- [Dataset excerpts]:
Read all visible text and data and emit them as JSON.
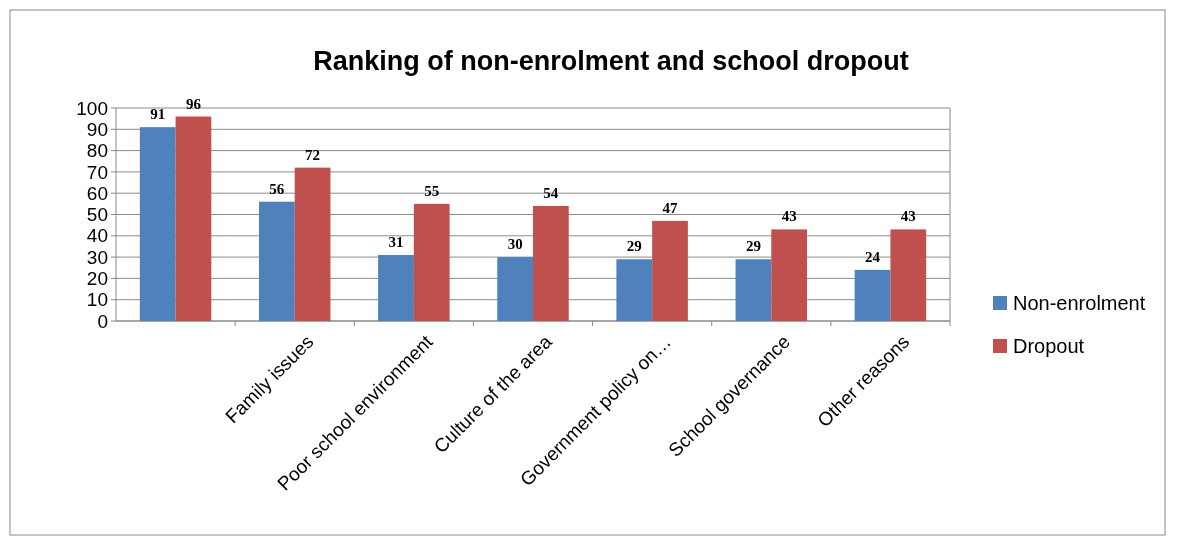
{
  "chart_data": {
    "type": "bar",
    "title": "Ranking of non-enrolment and school dropout",
    "categories": [
      null,
      "Family  issues",
      "Poor school environment",
      "Culture of the area",
      "Government policy on…",
      "School governance",
      "Other reasons"
    ],
    "series": [
      {
        "name": "Non-enrolment",
        "color": "#4f81bd",
        "values": [
          91,
          56,
          31,
          30,
          29,
          29,
          24
        ]
      },
      {
        "name": "Dropout",
        "color": "#c0504d",
        "values": [
          96,
          72,
          55,
          54,
          47,
          43,
          43
        ]
      }
    ],
    "ylim": [
      0,
      100
    ],
    "yticks": [
      0,
      10,
      20,
      30,
      40,
      50,
      60,
      70,
      80,
      90,
      100
    ],
    "grid": "y",
    "legend": "right",
    "data_labels": true
  }
}
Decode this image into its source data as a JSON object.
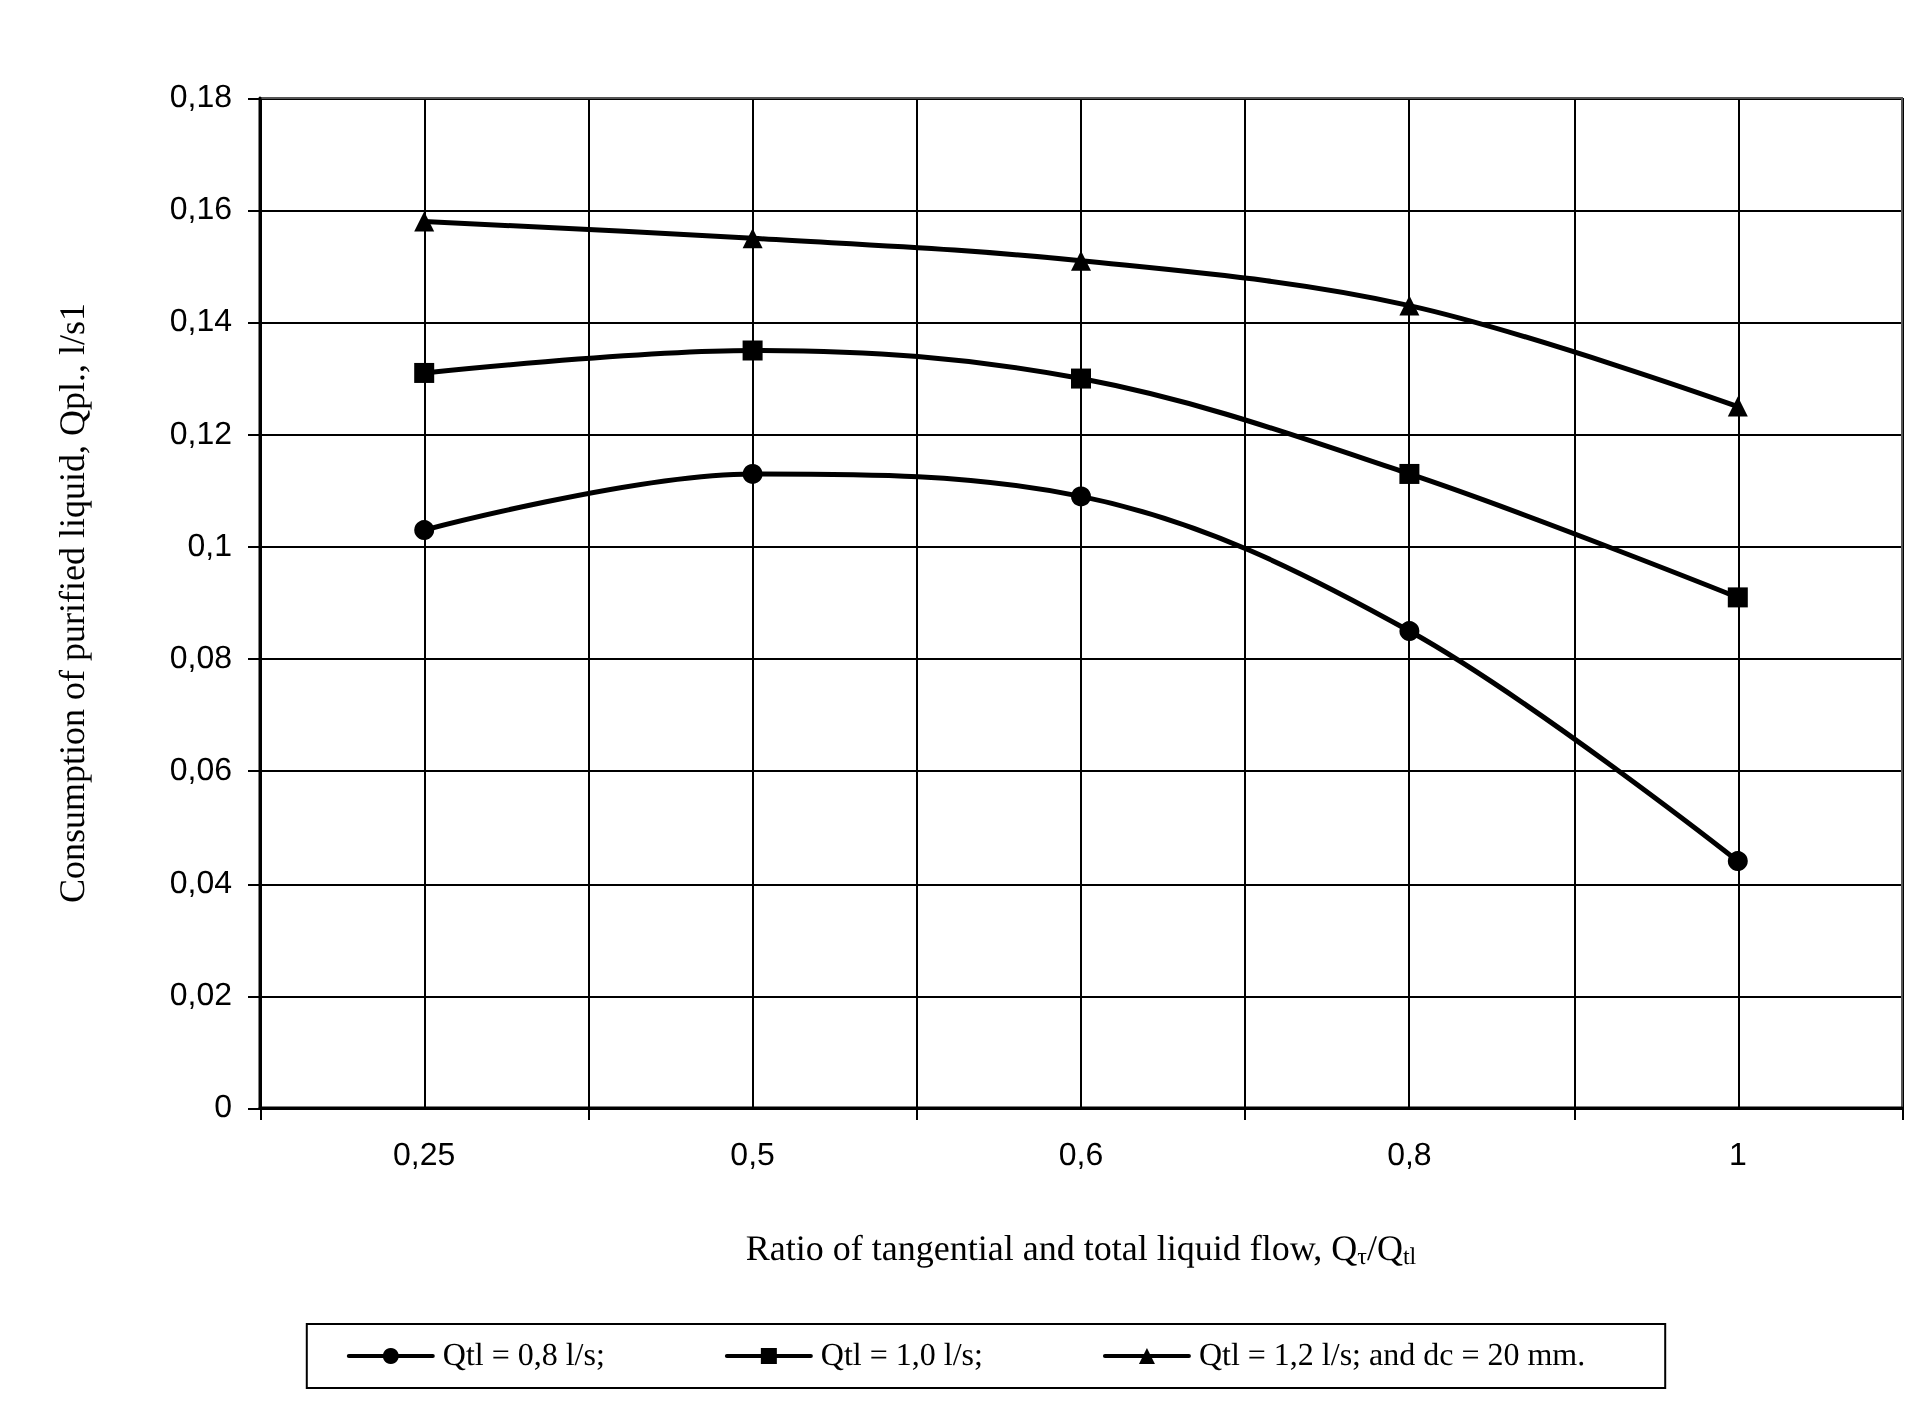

- [Given problem]:
Reproduce the data verbatim. Do not carry any picture into the copy.

- [Result of the exercise]:
Read all visible text and data and emit them as JSON.
{
  "chart_data": {
    "type": "bar",
    "title": "Ranking of non-enrolment and school dropout",
    "categories": [
      null,
      "Family  issues",
      "Poor school environment",
      "Culture of the area",
      "Government policy on…",
      "School governance",
      "Other reasons"
    ],
    "series": [
      {
        "name": "Non-enrolment",
        "color": "#4f81bd",
        "values": [
          91,
          56,
          31,
          30,
          29,
          29,
          24
        ]
      },
      {
        "name": "Dropout",
        "color": "#c0504d",
        "values": [
          96,
          72,
          55,
          54,
          47,
          43,
          43
        ]
      }
    ],
    "ylim": [
      0,
      100
    ],
    "yticks": [
      0,
      10,
      20,
      30,
      40,
      50,
      60,
      70,
      80,
      90,
      100
    ],
    "grid": "y",
    "legend": "right",
    "data_labels": true
  }
}
Decode this image into its source data as a JSON object.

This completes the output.